# WHAT IS EXPECTED
Locate and copy each line in the data that contains the word "this".

——

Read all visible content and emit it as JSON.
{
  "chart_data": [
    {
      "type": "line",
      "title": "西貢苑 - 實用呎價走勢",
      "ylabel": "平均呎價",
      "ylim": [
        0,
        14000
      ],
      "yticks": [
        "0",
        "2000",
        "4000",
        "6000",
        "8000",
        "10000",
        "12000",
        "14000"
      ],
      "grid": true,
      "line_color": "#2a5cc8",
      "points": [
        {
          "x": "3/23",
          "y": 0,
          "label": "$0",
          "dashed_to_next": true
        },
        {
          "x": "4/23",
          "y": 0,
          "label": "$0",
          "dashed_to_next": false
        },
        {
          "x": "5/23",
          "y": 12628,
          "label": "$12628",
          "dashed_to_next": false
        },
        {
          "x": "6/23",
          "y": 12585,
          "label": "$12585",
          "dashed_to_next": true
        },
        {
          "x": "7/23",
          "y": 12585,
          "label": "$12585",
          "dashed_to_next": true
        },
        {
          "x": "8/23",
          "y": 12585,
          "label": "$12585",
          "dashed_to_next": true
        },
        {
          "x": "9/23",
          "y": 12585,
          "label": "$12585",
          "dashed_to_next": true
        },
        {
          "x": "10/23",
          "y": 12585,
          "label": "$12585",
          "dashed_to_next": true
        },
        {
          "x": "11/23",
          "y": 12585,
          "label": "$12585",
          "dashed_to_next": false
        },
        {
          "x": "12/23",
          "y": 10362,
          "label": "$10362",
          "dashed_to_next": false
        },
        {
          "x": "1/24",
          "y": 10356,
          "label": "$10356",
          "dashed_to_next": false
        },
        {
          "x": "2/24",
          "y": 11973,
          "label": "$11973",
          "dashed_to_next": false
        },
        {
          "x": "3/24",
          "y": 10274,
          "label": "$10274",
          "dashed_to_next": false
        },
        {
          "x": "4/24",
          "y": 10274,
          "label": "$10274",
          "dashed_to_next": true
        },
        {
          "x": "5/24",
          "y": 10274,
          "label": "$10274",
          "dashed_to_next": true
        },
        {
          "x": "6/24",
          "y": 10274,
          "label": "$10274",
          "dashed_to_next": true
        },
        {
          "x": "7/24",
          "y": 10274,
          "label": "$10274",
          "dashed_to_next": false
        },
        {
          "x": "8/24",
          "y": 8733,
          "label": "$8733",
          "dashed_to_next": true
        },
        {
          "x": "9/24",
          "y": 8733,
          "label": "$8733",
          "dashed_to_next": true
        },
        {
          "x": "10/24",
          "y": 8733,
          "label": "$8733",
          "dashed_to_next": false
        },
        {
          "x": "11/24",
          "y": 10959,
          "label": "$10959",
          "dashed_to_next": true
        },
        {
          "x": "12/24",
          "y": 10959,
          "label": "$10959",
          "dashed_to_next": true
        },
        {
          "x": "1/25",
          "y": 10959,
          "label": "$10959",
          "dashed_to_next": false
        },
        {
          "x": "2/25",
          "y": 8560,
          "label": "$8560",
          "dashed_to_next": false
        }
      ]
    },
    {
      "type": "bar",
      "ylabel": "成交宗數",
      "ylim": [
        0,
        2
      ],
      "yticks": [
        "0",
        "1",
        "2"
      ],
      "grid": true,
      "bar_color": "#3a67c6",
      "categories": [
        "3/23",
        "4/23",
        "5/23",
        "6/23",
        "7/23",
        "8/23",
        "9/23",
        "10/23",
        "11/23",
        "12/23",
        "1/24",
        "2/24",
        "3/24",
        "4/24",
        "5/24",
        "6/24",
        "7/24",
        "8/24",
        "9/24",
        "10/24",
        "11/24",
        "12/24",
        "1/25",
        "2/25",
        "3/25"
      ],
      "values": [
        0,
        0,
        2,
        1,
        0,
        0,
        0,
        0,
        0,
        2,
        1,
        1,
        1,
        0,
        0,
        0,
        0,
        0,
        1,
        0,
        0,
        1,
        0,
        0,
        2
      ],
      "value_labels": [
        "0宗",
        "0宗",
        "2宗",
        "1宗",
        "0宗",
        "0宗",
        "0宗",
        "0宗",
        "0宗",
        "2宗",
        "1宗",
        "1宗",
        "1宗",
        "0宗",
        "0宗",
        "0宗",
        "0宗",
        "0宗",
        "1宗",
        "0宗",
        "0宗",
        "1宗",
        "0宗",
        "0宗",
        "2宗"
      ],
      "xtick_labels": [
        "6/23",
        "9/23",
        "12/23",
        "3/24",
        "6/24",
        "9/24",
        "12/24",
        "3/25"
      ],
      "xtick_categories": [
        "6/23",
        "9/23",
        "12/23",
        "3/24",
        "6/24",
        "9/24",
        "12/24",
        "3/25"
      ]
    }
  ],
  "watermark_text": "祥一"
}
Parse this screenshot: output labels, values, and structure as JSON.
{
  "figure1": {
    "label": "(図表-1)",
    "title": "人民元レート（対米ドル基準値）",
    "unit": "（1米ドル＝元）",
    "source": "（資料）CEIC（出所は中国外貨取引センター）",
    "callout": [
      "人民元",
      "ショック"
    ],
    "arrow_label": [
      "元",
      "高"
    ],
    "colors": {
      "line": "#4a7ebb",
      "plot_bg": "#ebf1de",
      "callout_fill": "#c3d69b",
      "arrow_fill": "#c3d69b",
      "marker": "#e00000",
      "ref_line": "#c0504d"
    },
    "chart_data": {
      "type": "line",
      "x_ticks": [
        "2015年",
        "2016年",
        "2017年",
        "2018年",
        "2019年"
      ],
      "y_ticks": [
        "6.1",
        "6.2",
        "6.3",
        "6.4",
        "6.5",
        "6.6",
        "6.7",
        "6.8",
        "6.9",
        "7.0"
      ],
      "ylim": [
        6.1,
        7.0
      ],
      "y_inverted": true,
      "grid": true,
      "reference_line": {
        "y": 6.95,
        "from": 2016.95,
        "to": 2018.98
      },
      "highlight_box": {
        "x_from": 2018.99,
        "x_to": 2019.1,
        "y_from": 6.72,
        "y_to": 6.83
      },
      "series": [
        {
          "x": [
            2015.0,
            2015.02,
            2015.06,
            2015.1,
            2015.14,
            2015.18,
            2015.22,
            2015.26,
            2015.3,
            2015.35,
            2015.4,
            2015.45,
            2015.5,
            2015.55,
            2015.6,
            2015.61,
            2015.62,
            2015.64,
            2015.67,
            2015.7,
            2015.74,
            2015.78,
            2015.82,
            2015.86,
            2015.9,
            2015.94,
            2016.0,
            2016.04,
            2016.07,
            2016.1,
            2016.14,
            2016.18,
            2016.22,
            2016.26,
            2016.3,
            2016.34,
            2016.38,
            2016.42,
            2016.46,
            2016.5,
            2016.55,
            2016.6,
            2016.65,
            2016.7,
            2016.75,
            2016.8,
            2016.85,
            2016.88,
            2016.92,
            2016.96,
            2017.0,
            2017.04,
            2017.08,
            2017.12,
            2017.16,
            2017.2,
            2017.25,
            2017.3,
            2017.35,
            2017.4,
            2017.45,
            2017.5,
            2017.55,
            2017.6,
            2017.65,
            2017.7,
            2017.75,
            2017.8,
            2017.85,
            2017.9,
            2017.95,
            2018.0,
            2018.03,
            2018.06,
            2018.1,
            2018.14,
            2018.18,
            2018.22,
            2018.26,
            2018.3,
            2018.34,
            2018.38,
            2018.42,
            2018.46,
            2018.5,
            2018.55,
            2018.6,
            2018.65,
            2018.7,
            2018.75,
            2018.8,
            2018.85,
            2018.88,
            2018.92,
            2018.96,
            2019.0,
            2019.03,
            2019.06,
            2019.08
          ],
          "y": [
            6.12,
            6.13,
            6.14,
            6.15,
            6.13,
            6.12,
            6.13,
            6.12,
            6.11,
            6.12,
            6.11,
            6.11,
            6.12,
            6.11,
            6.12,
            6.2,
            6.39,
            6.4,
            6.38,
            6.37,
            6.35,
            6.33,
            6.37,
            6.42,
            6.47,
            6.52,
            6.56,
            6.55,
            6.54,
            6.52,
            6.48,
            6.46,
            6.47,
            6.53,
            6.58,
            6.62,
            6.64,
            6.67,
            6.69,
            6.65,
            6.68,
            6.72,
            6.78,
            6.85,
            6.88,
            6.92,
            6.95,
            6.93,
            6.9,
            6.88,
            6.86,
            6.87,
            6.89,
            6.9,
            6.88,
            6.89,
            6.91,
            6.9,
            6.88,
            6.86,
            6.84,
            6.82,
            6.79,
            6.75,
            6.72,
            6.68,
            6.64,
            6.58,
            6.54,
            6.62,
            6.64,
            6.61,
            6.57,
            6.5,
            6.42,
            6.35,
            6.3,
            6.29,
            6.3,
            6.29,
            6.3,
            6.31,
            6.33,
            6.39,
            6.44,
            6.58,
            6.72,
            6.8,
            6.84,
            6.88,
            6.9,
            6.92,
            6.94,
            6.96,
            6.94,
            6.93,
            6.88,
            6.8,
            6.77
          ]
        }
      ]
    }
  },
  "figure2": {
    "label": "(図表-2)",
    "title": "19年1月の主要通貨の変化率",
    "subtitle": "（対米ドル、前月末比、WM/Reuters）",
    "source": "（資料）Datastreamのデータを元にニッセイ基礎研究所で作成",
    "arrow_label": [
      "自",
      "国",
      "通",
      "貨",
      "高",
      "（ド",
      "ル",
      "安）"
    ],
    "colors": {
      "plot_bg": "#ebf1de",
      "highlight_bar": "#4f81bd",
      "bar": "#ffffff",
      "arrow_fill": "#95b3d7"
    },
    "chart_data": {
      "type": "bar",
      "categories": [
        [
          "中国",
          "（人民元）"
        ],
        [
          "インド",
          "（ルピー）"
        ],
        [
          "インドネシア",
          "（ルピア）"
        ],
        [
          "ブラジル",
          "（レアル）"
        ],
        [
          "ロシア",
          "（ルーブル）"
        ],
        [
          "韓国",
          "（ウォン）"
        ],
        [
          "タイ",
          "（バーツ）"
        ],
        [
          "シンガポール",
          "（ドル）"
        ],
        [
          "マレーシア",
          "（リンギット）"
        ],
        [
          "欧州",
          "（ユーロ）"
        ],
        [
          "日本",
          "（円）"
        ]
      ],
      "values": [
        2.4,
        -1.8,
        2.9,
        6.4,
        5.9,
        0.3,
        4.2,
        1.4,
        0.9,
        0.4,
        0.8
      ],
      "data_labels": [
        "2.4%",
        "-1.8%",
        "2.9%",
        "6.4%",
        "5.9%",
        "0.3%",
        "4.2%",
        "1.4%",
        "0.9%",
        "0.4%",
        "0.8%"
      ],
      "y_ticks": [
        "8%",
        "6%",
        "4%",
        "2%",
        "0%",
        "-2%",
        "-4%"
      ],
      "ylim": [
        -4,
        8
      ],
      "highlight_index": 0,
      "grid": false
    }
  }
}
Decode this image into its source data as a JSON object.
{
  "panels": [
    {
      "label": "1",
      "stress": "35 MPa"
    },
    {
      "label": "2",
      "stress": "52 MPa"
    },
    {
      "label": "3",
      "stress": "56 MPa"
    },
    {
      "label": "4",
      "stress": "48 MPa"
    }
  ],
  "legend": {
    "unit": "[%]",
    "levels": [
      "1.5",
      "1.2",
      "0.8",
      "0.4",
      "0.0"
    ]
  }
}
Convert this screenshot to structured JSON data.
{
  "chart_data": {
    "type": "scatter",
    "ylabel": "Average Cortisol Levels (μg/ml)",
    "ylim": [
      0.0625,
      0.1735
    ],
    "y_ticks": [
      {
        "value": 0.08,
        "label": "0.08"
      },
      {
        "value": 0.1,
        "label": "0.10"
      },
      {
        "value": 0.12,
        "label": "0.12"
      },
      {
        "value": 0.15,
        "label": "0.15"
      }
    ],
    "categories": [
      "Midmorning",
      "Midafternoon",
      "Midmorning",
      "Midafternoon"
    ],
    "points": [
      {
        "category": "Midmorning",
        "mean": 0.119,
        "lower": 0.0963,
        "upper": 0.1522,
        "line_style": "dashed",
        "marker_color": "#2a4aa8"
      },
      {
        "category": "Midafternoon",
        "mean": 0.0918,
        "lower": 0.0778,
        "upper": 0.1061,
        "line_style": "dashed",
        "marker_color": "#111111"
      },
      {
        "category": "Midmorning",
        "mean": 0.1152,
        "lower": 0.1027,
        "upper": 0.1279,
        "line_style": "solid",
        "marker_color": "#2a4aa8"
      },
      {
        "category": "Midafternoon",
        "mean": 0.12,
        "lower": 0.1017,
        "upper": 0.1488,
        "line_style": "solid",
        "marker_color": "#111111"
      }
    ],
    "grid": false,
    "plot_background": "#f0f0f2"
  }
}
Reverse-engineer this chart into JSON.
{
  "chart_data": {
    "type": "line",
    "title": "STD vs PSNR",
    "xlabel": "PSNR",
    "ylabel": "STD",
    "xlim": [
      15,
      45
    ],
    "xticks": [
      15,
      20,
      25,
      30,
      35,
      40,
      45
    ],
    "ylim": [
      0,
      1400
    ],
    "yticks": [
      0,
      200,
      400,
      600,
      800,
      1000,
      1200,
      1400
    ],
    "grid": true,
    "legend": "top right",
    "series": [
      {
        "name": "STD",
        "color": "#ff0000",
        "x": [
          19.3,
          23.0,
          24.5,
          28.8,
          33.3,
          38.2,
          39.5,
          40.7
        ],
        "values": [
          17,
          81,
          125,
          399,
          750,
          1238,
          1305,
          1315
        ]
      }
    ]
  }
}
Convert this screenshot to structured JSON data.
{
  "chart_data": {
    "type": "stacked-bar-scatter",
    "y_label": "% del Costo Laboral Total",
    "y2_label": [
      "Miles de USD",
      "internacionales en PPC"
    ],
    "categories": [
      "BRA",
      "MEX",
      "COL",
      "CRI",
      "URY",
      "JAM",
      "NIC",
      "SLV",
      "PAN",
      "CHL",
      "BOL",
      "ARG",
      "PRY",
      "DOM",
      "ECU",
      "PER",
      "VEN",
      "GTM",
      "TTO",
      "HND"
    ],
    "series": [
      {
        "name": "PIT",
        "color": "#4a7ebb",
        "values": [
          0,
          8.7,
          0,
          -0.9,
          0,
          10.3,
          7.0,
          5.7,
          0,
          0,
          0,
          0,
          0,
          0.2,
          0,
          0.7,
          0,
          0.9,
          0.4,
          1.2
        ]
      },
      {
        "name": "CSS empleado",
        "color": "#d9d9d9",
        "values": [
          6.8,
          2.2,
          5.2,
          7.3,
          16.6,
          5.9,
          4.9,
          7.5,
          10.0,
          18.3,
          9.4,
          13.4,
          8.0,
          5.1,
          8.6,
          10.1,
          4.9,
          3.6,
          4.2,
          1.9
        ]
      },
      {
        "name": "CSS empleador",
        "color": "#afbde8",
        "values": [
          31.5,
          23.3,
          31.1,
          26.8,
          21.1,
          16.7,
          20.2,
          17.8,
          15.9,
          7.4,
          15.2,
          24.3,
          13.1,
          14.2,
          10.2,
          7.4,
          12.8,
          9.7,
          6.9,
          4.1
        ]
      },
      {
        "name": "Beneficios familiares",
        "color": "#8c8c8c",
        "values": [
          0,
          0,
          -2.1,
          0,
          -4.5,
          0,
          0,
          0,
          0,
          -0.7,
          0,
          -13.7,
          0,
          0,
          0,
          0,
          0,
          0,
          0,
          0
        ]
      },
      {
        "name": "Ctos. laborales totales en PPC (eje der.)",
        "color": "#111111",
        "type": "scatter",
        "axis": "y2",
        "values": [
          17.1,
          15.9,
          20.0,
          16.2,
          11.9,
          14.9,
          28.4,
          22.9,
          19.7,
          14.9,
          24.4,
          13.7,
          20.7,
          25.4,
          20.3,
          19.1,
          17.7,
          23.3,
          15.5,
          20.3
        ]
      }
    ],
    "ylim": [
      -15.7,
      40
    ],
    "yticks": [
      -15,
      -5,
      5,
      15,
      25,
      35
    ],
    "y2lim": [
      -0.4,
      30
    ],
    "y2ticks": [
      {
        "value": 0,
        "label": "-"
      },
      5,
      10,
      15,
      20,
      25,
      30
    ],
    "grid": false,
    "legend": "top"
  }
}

——

# CORRECT RESULT
Parse this screenshot: output labels, values, and structure as JSON.
Decode this image into its source data as a JSON object.
Convert this screenshot to structured JSON data.
Reverse-engineer this chart into JSON.
Convert this screenshot to structured JSON data.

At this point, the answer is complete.